-- Extracted information start --

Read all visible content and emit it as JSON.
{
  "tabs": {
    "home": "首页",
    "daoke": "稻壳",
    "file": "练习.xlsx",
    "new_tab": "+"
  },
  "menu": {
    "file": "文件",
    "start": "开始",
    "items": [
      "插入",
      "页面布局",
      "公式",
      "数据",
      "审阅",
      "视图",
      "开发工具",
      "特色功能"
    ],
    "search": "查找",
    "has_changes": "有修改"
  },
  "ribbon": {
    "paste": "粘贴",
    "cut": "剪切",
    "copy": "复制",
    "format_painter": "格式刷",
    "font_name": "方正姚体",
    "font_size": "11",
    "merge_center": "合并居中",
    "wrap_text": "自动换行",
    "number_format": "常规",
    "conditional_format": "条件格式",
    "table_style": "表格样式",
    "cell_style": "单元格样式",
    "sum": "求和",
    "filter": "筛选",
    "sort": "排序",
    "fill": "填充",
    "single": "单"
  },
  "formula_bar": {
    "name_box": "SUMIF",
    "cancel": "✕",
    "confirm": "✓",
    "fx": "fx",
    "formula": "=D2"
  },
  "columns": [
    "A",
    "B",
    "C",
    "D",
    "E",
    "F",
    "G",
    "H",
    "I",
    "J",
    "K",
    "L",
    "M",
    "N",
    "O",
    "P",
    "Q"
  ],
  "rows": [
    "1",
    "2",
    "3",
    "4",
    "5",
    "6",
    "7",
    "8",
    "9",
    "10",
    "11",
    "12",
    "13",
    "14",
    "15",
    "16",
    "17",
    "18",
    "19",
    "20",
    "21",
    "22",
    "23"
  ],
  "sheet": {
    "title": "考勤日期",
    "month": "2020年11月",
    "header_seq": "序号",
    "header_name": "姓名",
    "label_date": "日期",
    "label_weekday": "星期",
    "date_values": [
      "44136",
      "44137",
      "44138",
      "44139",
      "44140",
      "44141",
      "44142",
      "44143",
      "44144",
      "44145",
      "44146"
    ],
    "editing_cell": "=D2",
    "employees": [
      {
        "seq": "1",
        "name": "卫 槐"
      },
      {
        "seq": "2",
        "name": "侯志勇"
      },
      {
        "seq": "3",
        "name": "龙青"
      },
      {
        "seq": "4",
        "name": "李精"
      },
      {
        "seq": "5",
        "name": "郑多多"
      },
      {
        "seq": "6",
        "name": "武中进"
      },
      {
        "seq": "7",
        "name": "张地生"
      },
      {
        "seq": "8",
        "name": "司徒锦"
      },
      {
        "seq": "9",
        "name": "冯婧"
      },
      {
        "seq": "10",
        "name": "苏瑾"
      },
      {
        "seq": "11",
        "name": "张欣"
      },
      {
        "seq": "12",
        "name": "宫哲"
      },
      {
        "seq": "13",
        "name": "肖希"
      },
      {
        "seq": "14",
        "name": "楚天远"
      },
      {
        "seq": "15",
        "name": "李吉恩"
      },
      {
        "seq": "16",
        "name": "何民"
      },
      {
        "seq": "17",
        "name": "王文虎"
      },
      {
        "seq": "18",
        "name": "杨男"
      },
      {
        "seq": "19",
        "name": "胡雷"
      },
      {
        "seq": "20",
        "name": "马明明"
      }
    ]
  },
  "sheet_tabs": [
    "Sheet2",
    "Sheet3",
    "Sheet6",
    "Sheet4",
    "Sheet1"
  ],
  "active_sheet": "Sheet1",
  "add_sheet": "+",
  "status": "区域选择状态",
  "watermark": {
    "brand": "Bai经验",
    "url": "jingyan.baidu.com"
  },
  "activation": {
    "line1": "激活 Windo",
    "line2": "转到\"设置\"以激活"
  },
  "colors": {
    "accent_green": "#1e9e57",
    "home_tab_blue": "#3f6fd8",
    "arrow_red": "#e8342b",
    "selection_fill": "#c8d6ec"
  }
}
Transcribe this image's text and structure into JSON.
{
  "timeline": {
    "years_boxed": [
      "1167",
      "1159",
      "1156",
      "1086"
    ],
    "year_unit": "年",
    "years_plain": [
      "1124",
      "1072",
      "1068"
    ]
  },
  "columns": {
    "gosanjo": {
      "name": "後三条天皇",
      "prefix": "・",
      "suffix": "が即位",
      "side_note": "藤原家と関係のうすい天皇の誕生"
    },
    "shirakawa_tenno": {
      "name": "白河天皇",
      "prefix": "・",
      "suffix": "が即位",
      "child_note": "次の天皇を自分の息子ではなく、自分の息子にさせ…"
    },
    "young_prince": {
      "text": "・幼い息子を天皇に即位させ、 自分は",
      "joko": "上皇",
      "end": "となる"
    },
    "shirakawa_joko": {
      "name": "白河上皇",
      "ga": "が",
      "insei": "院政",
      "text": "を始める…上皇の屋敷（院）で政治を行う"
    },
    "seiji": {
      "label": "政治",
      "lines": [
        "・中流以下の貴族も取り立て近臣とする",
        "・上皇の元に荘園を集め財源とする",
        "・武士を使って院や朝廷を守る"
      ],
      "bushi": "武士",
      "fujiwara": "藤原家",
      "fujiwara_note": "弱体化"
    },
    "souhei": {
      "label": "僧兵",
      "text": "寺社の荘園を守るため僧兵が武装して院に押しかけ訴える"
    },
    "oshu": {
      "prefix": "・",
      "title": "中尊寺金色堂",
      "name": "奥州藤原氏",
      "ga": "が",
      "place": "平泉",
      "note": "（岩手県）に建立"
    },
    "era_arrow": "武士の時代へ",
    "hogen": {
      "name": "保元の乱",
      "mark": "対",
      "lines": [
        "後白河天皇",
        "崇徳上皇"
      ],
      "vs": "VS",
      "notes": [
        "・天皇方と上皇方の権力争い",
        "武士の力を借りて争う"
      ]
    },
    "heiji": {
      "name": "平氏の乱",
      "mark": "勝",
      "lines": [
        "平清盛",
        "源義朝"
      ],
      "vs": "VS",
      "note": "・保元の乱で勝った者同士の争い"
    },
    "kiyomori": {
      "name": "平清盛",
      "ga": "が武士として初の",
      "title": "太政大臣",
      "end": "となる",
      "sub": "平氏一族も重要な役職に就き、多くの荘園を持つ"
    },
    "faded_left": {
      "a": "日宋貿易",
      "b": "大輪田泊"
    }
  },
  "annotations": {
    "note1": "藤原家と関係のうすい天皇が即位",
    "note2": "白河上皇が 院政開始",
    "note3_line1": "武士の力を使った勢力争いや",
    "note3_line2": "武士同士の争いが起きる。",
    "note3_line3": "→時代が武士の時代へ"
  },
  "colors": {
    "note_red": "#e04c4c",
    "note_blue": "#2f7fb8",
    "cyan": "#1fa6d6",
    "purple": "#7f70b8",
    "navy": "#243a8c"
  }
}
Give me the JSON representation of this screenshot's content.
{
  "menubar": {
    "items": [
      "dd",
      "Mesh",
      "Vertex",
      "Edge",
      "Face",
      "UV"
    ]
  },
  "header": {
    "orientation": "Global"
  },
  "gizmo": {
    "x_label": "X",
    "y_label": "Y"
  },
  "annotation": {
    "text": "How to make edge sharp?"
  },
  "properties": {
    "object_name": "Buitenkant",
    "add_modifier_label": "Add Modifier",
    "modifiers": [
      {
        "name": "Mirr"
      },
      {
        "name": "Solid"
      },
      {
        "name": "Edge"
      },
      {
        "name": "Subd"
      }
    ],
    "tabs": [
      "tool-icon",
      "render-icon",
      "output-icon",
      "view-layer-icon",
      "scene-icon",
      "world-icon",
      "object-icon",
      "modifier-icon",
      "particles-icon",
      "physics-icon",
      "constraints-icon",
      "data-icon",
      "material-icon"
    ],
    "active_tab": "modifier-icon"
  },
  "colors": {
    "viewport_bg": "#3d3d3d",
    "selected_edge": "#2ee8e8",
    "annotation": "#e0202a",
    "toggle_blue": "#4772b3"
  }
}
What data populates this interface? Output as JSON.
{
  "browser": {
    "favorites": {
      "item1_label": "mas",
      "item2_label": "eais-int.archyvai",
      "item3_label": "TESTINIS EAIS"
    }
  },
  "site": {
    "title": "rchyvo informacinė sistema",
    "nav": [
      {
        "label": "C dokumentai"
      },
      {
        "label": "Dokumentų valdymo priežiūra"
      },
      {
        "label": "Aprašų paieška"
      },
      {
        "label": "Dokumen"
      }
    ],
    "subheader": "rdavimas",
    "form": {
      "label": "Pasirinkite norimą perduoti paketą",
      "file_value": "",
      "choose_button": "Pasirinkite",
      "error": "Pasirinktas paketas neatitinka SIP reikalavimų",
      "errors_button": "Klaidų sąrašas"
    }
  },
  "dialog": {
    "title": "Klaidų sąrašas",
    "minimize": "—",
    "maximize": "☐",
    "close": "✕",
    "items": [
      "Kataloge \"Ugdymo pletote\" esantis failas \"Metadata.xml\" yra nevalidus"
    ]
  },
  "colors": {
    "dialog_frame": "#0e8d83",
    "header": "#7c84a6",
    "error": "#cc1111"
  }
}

-- Extracted information end --

* Work instructions: Scan the lines above for "sąrašas", then copy every one that has it.

* Solution to this exercise:
      "errors_button": "Klaidų sąrašas"
    "title": "Klaidų sąrašas",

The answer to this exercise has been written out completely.